┌──

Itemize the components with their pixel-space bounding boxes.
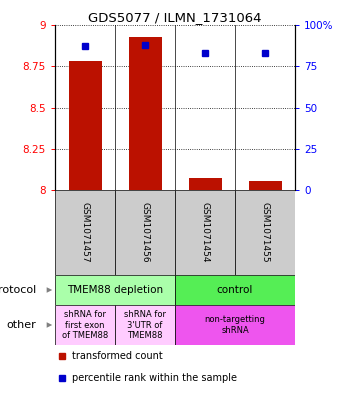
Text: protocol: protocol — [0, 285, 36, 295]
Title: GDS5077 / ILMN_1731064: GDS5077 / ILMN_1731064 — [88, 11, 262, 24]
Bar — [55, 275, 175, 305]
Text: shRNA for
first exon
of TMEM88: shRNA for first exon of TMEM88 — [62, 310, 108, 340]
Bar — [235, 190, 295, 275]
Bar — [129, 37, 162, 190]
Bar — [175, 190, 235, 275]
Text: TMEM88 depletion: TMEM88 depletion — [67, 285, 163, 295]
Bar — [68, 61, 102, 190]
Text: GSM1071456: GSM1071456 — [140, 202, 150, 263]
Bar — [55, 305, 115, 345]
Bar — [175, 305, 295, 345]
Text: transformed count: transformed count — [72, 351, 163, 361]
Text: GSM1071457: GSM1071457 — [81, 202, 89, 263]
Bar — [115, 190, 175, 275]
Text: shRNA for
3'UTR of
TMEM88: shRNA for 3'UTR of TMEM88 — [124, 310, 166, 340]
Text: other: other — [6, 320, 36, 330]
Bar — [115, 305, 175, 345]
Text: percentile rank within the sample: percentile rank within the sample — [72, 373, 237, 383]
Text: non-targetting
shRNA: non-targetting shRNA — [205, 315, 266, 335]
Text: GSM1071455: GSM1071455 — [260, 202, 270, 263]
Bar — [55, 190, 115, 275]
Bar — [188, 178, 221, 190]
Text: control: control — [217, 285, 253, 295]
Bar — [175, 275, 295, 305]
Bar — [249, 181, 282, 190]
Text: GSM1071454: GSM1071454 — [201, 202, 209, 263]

└──

**What is asked**
Reproduce the material above word for word, and leave the picture out of your copy.

**Output**
Itemize the components with their pixel-space bounding boxes.
Text: protocol: protocol — [0, 285, 36, 295]
Title: GDS5077 / ILMN_1731064: GDS5077 / ILMN_1731064 — [88, 11, 262, 24]
Bar — [55, 275, 175, 305]
Text: shRNA for
first exon
of TMEM88: shRNA for first exon of TMEM88 — [62, 310, 108, 340]
Bar — [235, 190, 295, 275]
Bar — [129, 37, 162, 190]
Bar — [175, 190, 235, 275]
Text: TMEM88 depletion: TMEM88 depletion — [67, 285, 163, 295]
Bar — [68, 61, 102, 190]
Text: GSM1071456: GSM1071456 — [140, 202, 150, 263]
Bar — [55, 305, 115, 345]
Bar — [175, 305, 295, 345]
Text: transformed count: transformed count — [72, 351, 163, 361]
Text: GSM1071457: GSM1071457 — [81, 202, 89, 263]
Bar — [115, 190, 175, 275]
Text: shRNA for
3'UTR of
TMEM88: shRNA for 3'UTR of TMEM88 — [124, 310, 166, 340]
Text: other: other — [6, 320, 36, 330]
Bar — [115, 305, 175, 345]
Text: percentile rank within the sample: percentile rank within the sample — [72, 373, 237, 383]
Text: non-targetting
shRNA: non-targetting shRNA — [205, 315, 266, 335]
Text: GSM1071455: GSM1071455 — [260, 202, 270, 263]
Bar — [55, 190, 115, 275]
Bar — [188, 178, 221, 190]
Text: control: control — [217, 285, 253, 295]
Bar — [175, 275, 295, 305]
Bar — [249, 181, 282, 190]
Text: GSM1071454: GSM1071454 — [201, 202, 209, 263]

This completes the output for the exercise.